-- begin DATA LISTING --

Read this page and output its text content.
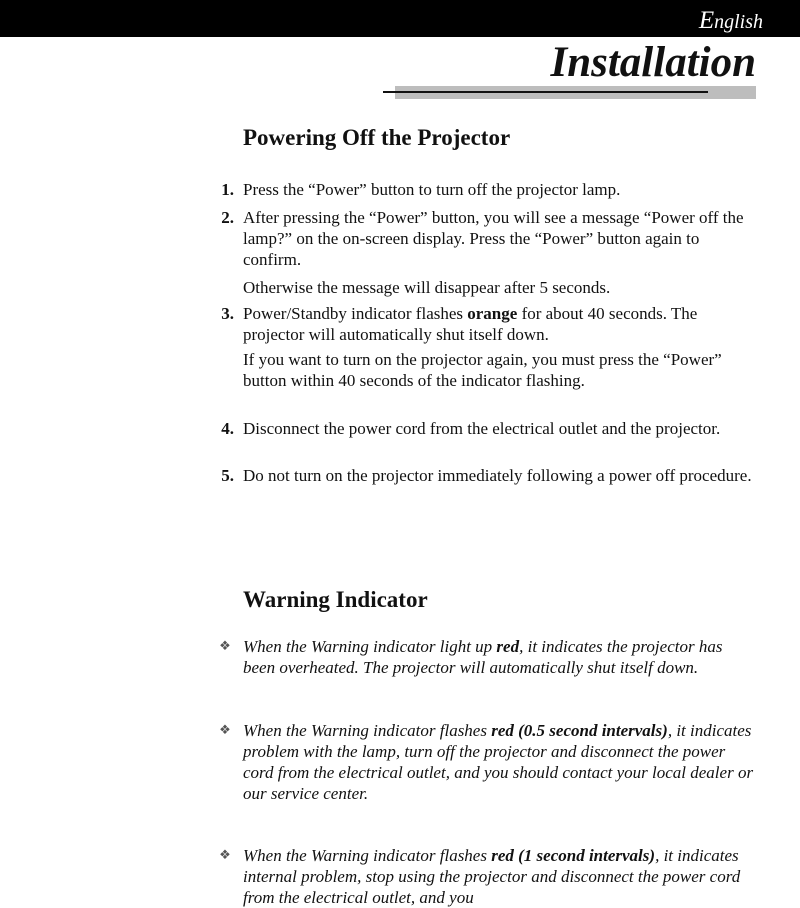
English
Installation
Powering Off the Projector
1. Press the “Power” button to turn off the projector lamp.

2. After pressing the “Power” button, you will see a message “Power off the lamp?” on the on-screen display. Press the “Power” button again to confirm.

Otherwise the message will disappear after 5 seconds.

3. Power/Standby indicator flashes orange for about 40 seconds. The projector will automatically shut itself down.

If you want to turn on the projector again, you must press the “Power” button within 40 seconds of the indicator flashing.

4. Disconnect the power cord from the electrical outlet and the projector.

5. Do not turn on the projector immediately following a power off procedure.

Warning Indicator
❖ When the Warning indicator light up red, it indicates the projector has been overheated. The projector will automatically shut itself down.

❖ When the Warning indicator flashes red (0.5 second intervals), it indicates problem with the lamp, turn off the projector and disconnect the power cord from the electrical outlet, and you should contact your local dealer or our service center.

❖ When the Warning indicator flashes red (1 second intervals), it indicates internal problem, stop using the projector and disconnect the power cord from the electrical outlet, and you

-- end DATA LISTING --

# EXERCISE DESCRIPTION
Review the material and copy each line in which the word "message" appears.

# EXPECTED ANSWER
2. After pressing the “Power” button, you will see a message “Power off the lamp?” on the on-screen display. Press the “Power” button again to confirm.
Otherwise the message will disappear after 5 seconds.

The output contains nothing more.